- _Written problem_:
Check every line below for the word "Average" and copy the ones that have it.

- _The records_:

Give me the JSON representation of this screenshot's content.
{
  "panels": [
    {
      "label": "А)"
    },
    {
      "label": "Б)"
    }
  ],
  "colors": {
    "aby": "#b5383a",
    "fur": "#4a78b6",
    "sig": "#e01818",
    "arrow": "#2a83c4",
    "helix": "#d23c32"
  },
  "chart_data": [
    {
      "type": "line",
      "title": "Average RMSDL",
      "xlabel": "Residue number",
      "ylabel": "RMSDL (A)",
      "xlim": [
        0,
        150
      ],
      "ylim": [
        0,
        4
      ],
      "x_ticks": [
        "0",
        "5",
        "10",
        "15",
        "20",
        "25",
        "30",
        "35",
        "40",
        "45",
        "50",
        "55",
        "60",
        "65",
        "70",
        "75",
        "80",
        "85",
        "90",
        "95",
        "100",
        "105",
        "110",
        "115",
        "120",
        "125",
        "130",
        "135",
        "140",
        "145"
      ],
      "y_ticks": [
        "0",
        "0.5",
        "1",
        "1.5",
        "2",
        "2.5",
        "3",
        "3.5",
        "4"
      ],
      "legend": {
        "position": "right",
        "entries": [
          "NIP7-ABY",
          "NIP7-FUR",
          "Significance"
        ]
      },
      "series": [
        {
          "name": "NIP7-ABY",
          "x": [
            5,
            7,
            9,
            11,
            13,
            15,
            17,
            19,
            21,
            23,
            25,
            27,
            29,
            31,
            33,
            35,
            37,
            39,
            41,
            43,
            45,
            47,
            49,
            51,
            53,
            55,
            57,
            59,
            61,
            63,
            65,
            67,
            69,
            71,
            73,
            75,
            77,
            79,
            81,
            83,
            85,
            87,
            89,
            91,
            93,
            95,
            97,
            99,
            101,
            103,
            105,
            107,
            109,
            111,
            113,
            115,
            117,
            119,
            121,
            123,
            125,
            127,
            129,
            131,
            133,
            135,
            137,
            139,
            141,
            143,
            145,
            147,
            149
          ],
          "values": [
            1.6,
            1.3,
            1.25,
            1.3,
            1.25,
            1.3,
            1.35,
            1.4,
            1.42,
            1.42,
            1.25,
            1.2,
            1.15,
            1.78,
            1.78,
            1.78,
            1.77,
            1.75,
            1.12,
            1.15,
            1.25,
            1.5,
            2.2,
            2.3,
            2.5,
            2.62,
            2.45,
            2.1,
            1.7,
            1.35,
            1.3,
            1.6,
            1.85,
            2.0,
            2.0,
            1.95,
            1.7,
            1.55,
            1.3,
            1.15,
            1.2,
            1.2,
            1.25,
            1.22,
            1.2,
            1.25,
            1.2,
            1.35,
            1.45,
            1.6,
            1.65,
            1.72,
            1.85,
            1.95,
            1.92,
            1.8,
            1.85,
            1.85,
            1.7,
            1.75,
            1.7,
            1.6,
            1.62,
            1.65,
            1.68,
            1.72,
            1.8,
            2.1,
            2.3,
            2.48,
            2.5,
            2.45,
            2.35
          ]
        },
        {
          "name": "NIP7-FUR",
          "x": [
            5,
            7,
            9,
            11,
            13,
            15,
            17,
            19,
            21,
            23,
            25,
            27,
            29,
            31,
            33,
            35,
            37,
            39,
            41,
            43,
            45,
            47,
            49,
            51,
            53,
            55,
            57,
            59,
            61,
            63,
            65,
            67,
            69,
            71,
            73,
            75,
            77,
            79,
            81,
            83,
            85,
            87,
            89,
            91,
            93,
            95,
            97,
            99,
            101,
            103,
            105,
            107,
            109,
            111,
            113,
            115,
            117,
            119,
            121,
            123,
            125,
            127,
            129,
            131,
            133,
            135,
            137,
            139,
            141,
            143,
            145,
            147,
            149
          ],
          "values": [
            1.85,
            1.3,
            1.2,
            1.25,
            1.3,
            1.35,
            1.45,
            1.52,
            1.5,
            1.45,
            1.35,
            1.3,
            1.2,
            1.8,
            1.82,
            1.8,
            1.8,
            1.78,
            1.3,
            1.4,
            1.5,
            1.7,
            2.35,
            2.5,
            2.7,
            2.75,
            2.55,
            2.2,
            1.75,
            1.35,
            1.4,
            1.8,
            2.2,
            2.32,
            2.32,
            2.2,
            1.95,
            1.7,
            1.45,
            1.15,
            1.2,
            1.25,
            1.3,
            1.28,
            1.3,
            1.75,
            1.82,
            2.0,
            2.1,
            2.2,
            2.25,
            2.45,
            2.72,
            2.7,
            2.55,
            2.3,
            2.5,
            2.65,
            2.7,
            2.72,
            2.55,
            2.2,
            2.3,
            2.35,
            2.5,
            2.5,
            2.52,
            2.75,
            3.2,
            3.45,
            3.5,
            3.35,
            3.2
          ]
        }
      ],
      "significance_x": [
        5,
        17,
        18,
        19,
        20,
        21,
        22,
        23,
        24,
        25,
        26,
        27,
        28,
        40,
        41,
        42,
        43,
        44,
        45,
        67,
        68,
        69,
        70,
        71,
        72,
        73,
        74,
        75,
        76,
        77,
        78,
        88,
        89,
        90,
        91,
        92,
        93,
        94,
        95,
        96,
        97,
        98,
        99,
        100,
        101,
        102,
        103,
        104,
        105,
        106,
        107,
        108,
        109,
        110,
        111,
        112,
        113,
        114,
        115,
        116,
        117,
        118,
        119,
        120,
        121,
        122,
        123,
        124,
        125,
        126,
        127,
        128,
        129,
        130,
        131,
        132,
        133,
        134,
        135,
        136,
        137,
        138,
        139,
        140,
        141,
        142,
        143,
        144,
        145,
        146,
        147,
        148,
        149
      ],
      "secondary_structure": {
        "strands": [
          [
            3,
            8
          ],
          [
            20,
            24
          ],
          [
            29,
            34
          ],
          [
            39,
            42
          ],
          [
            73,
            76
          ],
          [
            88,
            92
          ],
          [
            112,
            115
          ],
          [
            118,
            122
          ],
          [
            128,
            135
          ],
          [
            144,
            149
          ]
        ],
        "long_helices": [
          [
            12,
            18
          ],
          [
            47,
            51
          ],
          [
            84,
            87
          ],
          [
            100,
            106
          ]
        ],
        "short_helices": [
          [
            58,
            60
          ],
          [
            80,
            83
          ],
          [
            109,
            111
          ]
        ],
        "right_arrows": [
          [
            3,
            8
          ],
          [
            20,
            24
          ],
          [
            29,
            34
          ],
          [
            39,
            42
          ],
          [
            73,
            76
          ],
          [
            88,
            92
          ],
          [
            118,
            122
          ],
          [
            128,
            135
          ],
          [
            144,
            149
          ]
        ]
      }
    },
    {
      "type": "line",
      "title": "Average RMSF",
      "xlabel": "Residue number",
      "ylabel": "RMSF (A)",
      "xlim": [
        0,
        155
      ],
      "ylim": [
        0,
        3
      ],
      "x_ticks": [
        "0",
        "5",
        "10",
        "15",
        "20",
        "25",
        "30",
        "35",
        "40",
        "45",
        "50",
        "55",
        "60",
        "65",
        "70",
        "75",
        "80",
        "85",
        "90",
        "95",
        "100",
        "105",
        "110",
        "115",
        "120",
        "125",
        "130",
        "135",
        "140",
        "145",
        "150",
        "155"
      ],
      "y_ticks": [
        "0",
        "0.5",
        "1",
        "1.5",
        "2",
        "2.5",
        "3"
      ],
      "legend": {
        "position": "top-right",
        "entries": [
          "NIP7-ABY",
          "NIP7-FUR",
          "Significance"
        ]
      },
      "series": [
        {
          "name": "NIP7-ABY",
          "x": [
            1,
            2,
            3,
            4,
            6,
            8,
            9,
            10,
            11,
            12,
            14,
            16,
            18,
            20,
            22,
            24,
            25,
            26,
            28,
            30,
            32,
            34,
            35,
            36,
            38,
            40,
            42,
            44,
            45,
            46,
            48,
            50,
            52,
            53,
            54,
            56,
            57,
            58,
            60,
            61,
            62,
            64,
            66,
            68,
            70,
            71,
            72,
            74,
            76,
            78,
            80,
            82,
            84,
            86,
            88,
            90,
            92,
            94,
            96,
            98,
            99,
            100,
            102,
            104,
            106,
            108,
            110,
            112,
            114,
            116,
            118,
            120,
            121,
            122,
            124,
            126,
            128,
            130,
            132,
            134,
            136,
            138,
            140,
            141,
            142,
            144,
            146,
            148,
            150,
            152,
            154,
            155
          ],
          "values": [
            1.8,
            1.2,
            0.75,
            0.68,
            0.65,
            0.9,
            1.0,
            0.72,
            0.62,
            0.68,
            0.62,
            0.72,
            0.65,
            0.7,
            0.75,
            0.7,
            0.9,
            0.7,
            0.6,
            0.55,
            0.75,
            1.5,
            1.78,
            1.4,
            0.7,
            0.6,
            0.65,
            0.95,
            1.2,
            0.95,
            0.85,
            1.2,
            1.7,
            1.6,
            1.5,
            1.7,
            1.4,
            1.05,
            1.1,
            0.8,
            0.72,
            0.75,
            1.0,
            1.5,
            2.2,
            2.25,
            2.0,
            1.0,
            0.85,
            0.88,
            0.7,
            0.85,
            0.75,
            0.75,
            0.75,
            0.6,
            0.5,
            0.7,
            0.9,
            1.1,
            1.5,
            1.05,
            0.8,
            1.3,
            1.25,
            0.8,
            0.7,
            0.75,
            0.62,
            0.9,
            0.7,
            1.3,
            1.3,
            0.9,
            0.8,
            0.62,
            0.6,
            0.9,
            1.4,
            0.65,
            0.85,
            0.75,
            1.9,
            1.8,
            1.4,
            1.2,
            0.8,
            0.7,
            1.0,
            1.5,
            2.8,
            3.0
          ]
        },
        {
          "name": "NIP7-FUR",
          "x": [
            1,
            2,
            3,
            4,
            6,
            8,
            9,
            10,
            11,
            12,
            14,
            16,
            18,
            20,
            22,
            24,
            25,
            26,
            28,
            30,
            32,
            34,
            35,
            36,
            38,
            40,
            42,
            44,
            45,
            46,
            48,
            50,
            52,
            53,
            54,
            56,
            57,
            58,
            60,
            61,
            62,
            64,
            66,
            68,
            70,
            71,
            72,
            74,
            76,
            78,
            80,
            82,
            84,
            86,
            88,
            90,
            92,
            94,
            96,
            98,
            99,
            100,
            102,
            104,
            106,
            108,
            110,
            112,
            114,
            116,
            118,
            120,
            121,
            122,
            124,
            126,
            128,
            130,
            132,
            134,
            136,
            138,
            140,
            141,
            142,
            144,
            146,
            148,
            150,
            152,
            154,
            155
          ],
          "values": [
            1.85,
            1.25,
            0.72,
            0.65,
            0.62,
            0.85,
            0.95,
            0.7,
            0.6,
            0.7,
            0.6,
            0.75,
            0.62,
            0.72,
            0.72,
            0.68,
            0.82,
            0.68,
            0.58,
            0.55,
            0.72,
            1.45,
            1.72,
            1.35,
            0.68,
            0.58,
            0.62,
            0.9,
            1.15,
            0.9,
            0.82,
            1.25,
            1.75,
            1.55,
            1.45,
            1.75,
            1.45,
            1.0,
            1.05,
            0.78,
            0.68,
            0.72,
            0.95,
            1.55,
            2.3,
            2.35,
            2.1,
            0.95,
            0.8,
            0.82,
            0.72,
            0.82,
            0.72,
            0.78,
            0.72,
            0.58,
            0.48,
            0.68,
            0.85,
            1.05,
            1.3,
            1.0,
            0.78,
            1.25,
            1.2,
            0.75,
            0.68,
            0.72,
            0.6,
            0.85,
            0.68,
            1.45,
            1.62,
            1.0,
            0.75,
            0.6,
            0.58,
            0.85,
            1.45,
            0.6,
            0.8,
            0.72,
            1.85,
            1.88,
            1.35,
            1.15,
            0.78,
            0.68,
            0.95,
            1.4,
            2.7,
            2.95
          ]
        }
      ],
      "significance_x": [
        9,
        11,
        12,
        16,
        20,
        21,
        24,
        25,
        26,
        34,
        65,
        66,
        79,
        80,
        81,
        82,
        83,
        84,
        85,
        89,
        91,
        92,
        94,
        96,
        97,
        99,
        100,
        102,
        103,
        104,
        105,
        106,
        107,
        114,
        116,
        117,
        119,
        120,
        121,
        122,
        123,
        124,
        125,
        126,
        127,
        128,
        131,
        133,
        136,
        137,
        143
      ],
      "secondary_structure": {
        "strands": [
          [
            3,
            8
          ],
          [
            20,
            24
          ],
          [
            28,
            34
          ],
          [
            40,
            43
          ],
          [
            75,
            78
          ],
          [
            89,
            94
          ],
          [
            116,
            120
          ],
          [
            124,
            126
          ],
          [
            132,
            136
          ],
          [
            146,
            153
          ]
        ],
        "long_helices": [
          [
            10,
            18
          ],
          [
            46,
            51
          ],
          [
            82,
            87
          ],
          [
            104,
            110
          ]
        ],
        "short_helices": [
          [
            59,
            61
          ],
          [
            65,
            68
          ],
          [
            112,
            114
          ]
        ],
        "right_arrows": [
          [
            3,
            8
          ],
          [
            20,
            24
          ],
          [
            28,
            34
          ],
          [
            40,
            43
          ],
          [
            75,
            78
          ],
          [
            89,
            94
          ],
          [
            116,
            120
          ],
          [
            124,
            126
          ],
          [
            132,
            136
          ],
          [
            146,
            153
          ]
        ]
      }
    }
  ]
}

- _Result below_:
      "title": "Average RMSDL",
      "title": "Average RMSF",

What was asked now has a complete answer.